Problem details> Copy each line that contains the string "Cotidian".
***
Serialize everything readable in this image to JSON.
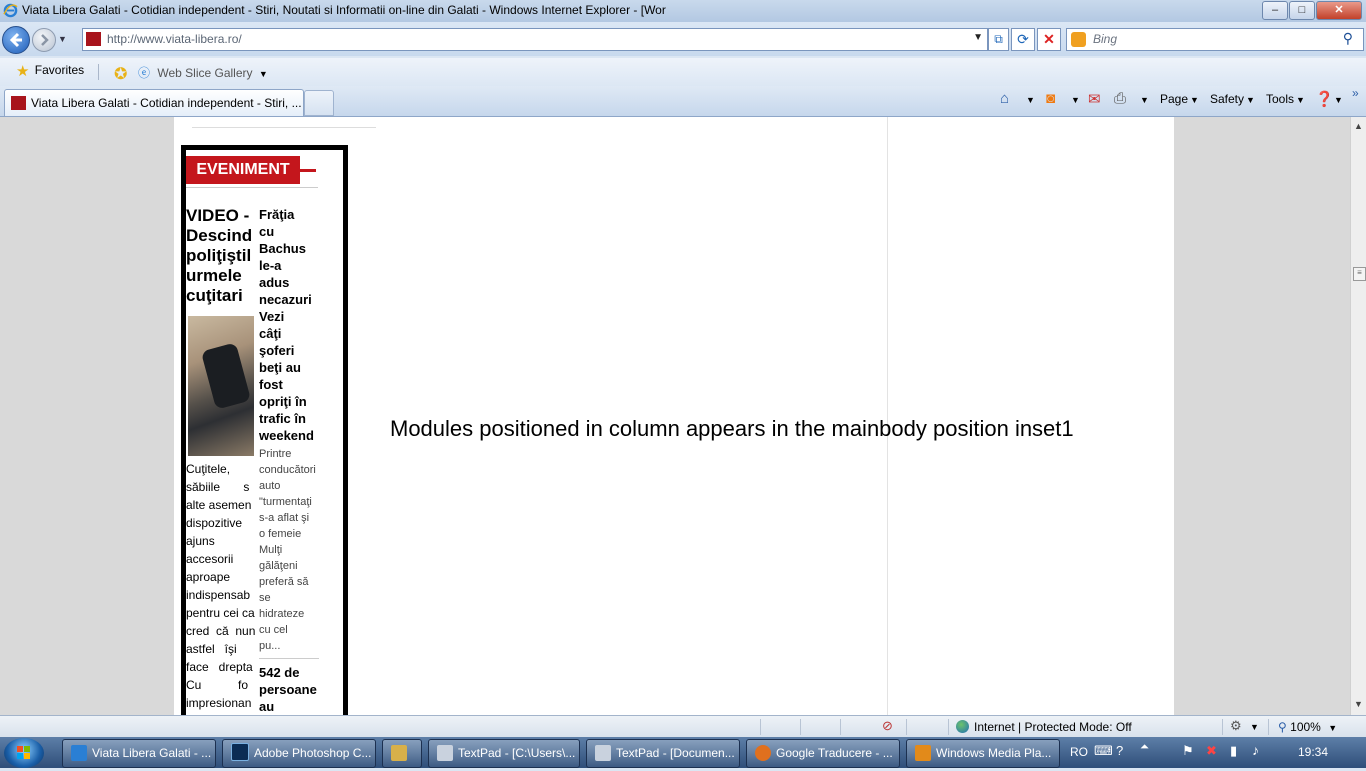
{
  "window": {
    "title": "Viata Libera Galati - Cotidian independent - Stiri, Noutati si Informatii on-line din Galati - Windows Internet Explorer - [Wor",
    "minimize": "–",
    "maximize": "□",
    "close": "✕"
  },
  "navigation": {
    "url": "http://www.viata-libera.ro/",
    "search_placeholder": "Bing"
  },
  "favorites_bar": {
    "favorites_label": "Favorites",
    "web_slice_label": "Web Slice Gallery"
  },
  "tab": {
    "label": "Viata Libera Galati - Cotidian independent - Stiri, ..."
  },
  "command_bar": {
    "page": "Page",
    "safety": "Safety",
    "tools": "Tools"
  },
  "content": {
    "section_heading": "EVENIMENT",
    "article1": {
      "title": "VIDEO -\nDescind\npoliţiştil\nurmele\ncuţitari",
      "body": "Cuţitele,\nsăbiile       s\nalte asemen\ndispozitive\najuns\naccesorii\naproape\nindispensab\npentru cei ca\ncred  că  nun\nastfel   îşi\nface   drepta\nCu           fo\nimpresionan"
    },
    "article2": {
      "title": "Frăţia\ncu\nBachus\nle-a\nadus\nnecazuri\nVezi\ncâţi\nşoferi\nbeţi au\nfost\nopriţi în\ntrafic în\nweekend",
      "body": "Printre\nconducători\nauto\n\"turmentaţi\ns-a aflat şi\no femeie\nMulţi\ngălăţeni\npreferă să\nse\nhidrateze\ncu cel\npu..."
    },
    "article3": {
      "title": "542 de\npersoane\nau"
    },
    "inset_message": "Modules positioned in column appears in the mainbody position inset1"
  },
  "status_bar": {
    "zone": "Internet | Protected Mode: Off",
    "zoom": "100%"
  },
  "taskbar": {
    "items": [
      {
        "label": "Viata Libera Galati - ...",
        "color": "#2a7fd4"
      },
      {
        "label": "Adobe Photoshop C...",
        "color": "#0b2c54"
      },
      {
        "label": "",
        "color": "#d8b04a"
      },
      {
        "label": "TextPad - [C:\\Users\\...",
        "color": "#c9d2de"
      },
      {
        "label": "TextPad - [Documen...",
        "color": "#c9d2de"
      },
      {
        "label": "Google Traducere - ...",
        "color": "#e0701e"
      },
      {
        "label": "Windows Media Pla...",
        "color": "#e28a1a"
      }
    ],
    "language": "RO",
    "clock": "19:34"
  }
}
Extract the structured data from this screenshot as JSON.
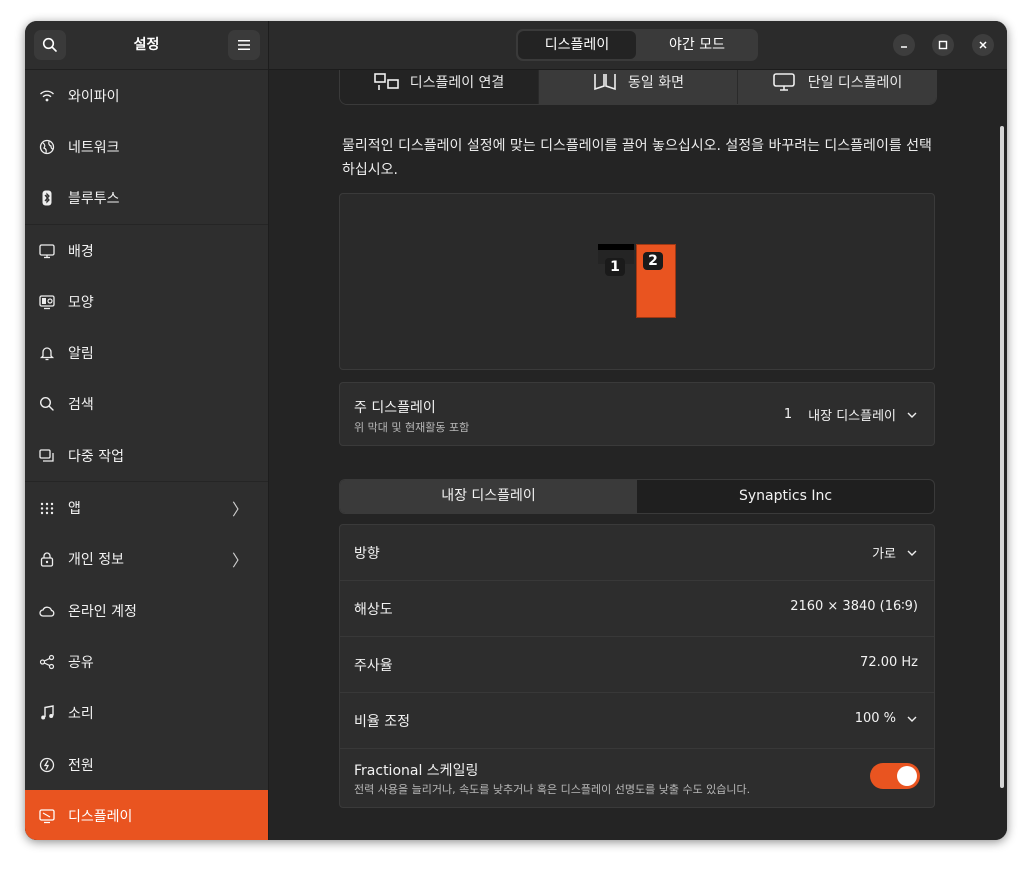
{
  "sidebar": {
    "title": "설정",
    "items": [
      {
        "label": "와이파이",
        "icon": "wifi-icon"
      },
      {
        "label": "네트워크",
        "icon": "network-icon"
      },
      {
        "label": "블루투스",
        "icon": "bluetooth-icon"
      },
      {
        "label": "배경",
        "icon": "background-icon"
      },
      {
        "label": "모양",
        "icon": "appearance-icon"
      },
      {
        "label": "알림",
        "icon": "bell-icon"
      },
      {
        "label": "검색",
        "icon": "search-icon"
      },
      {
        "label": "다중 작업",
        "icon": "multitasking-icon"
      },
      {
        "label": "앱",
        "icon": "apps-grid-icon"
      },
      {
        "label": "개인 정보",
        "icon": "lock-icon"
      },
      {
        "label": "온라인 계정",
        "icon": "cloud-icon"
      },
      {
        "label": "공유",
        "icon": "share-icon"
      },
      {
        "label": "소리",
        "icon": "music-note-icon"
      },
      {
        "label": "전원",
        "icon": "power-icon"
      },
      {
        "label": "디스플레이",
        "icon": "display-icon"
      }
    ]
  },
  "header": {
    "tabs": [
      "디스플레이",
      "야간 모드"
    ],
    "active_tab": "디스플레이"
  },
  "display_modes": [
    {
      "label": "디스플레이 연결",
      "icon": "join-displays-icon"
    },
    {
      "label": "동일 화면",
      "icon": "mirror-icon"
    },
    {
      "label": "단일 디스플레이",
      "icon": "single-display-icon"
    }
  ],
  "instructions": "물리적인 디스플레이 설정에 맞는 디스플레이를 끌어 놓으십시오. 설정을 바꾸려는 디스플레이를 선택하십시오.",
  "arrangement": {
    "monitor_1": "1",
    "monitor_2": "2"
  },
  "primary_display": {
    "title": "주 디스플레이",
    "subtitle": "위 막대 및 현재활동 포함",
    "value_number": "1",
    "value_name": "내장 디스플레이"
  },
  "monitor_tabs": [
    "내장 디스플레이",
    "Synaptics Inc"
  ],
  "settings": {
    "orientation": {
      "label": "방향",
      "value": "가로"
    },
    "resolution": {
      "label": "해상도",
      "value": "2160 × 3840 (16∶9)"
    },
    "refresh_rate": {
      "label": "주사율",
      "value": "72.00 Hz"
    },
    "scale": {
      "label": "비율 조정",
      "value": "100 %"
    },
    "fractional": {
      "label": "Fractional 스케일링",
      "subtitle": "전력 사용을 늘리거나, 속도를 낮추거나 혹은 디스플레이 선명도를 낮출 수도 있습니다.",
      "enabled": true
    }
  },
  "colors": {
    "accent": "#e95420",
    "window_bg": "#242424",
    "sidebar_bg": "#2e2e2e"
  }
}
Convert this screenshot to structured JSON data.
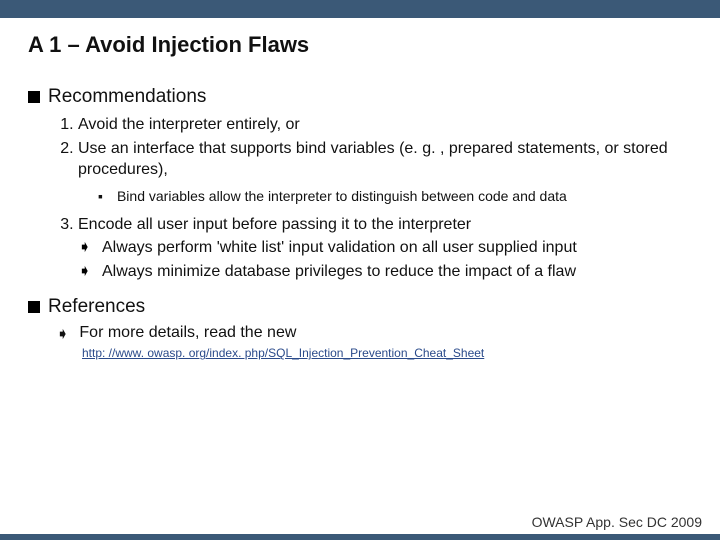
{
  "title": "A 1 – Avoid Injection Flaws",
  "sections": {
    "recommendations": {
      "heading": "Recommendations",
      "items": {
        "n1": "Avoid the interpreter entirely, or",
        "n2": "Use an interface that supports bind variables (e. g. , prepared statements, or stored procedures),",
        "sub1": "Bind variables allow the interpreter to distinguish between code and data",
        "n3": "Encode all user input before passing it to the interpreter",
        "a1": "Always perform 'white list' input validation on all user supplied input",
        "a2": "Always minimize database privileges to reduce the impact of a flaw"
      }
    },
    "references": {
      "heading": "References",
      "lead": "For more details, read the new",
      "link": "http: //www. owasp. org/index. php/SQL_Injection_Prevention_Cheat_Sheet"
    }
  },
  "footer": "OWASP App. Sec DC 2009",
  "glyphs": {
    "square_bullet": "▪",
    "arrow": "➧"
  }
}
***
In response>
    "title": "Viata Libera Galati - Cotidian independent - Stiri, Noutati si Informatii on-line din Galati - Windows Internet Explorer - [Wor",
    "label": "Viata Libera Galati - Cotidian independent - Stiri, ..."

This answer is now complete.